Problem details
Transcribe the records that follow, preserving every word.

Input records
..........

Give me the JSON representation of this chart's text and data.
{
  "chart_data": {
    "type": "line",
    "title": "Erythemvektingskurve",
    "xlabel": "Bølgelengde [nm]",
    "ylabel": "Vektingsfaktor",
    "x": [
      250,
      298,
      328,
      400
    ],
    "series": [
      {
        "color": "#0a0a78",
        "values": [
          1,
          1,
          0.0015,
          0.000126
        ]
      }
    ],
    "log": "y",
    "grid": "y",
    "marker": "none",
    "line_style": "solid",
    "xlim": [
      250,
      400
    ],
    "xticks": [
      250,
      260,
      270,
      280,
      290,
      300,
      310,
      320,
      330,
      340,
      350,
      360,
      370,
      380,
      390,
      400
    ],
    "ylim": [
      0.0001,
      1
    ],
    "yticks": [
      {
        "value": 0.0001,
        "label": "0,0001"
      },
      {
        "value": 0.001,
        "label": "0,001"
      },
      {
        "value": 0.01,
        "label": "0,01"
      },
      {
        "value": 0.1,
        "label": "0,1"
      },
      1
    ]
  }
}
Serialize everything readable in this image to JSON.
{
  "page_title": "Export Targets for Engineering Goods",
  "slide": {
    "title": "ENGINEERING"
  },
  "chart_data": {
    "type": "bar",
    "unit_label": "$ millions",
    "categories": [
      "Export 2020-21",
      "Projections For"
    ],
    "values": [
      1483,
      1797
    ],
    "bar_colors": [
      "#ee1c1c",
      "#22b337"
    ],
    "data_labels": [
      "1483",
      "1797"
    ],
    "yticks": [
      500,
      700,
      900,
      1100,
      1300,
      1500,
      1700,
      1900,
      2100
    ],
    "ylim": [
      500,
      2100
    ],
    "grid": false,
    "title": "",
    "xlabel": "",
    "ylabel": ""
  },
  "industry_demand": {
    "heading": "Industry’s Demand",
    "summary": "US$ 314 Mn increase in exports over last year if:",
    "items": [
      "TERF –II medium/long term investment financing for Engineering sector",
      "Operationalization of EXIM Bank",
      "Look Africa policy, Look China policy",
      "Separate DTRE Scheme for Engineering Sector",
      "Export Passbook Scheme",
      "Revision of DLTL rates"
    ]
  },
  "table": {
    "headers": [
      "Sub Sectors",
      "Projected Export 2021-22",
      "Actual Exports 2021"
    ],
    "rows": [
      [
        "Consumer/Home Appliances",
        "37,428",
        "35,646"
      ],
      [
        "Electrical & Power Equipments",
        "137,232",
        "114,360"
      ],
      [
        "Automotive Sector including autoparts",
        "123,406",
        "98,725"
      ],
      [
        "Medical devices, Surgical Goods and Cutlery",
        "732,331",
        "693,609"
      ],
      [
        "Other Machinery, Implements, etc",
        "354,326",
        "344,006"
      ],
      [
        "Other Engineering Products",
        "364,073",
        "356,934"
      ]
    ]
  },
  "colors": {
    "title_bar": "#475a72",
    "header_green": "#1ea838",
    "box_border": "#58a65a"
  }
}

..........

Response below
Give me the JSON representation of this chart's text and data.
{
  "chart_data": {
    "type": "line",
    "title": "Erythemvektingskurve",
    "xlabel": "Bølgelengde [nm]",
    "ylabel": "Vektingsfaktor",
    "x": [
      250,
      298,
      328,
      400
    ],
    "series": [
      {
        "color": "#0a0a78",
        "values": [
          1,
          1,
          0.0015,
          0.000126
        ]
      }
    ],
    "log": "y",
    "grid": "y",
    "marker": "none",
    "line_style": "solid",
    "xlim": [
      250,
      400
    ],
    "xticks": [
      250,
      260,
      270,
      280,
      290,
      300,
      310,
      320,
      330,
      340,
      350,
      360,
      370,
      380,
      390,
      400
    ],
    "ylim": [
      0.0001,
      1
    ],
    "yticks": [
      {
        "value": 0.0001,
        "label": "0,0001"
      },
      {
        "value": 0.001,
        "label": "0,001"
      },
      {
        "value": 0.01,
        "label": "0,01"
      },
      {
        "value": 0.1,
        "label": "0,1"
      },
      1
    ]
  }
}
Serialize everything readable in this image to JSON.
{
  "page_title": "Export Targets for Engineering Goods",
  "slide": {
    "title": "ENGINEERING"
  },
  "chart_data": {
    "type": "bar",
    "unit_label": "$ millions",
    "categories": [
      "Export 2020-21",
      "Projections For"
    ],
    "values": [
      1483,
      1797
    ],
    "bar_colors": [
      "#ee1c1c",
      "#22b337"
    ],
    "data_labels": [
      "1483",
      "1797"
    ],
    "yticks": [
      500,
      700,
      900,
      1100,
      1300,
      1500,
      1700,
      1900,
      2100
    ],
    "ylim": [
      500,
      2100
    ],
    "grid": false,
    "title": "",
    "xlabel": "",
    "ylabel": ""
  },
  "industry_demand": {
    "heading": "Industry’s Demand",
    "summary": "US$ 314 Mn increase in exports over last year if:",
    "items": [
      "TERF –II medium/long term investment financing for Engineering sector",
      "Operationalization of EXIM Bank",
      "Look Africa policy, Look China policy",
      "Separate DTRE Scheme for Engineering Sector",
      "Export Passbook Scheme",
      "Revision of DLTL rates"
    ]
  },
  "table": {
    "headers": [
      "Sub Sectors",
      "Projected Export 2021-22",
      "Actual Exports 2021"
    ],
    "rows": [
      [
        "Consumer/Home Appliances",
        "37,428",
        "35,646"
      ],
      [
        "Electrical & Power Equipments",
        "137,232",
        "114,360"
      ],
      [
        "Automotive Sector including autoparts",
        "123,406",
        "98,725"
      ],
      [
        "Medical devices, Surgical Goods and Cutlery",
        "732,331",
        "693,609"
      ],
      [
        "Other Machinery, Implements, etc",
        "354,326",
        "344,006"
      ],
      [
        "Other Engineering Products",
        "364,073",
        "356,934"
      ]
    ]
  },
  "colors": {
    "title_bar": "#475a72",
    "header_green": "#1ea838",
    "box_border": "#58a65a"
  }
}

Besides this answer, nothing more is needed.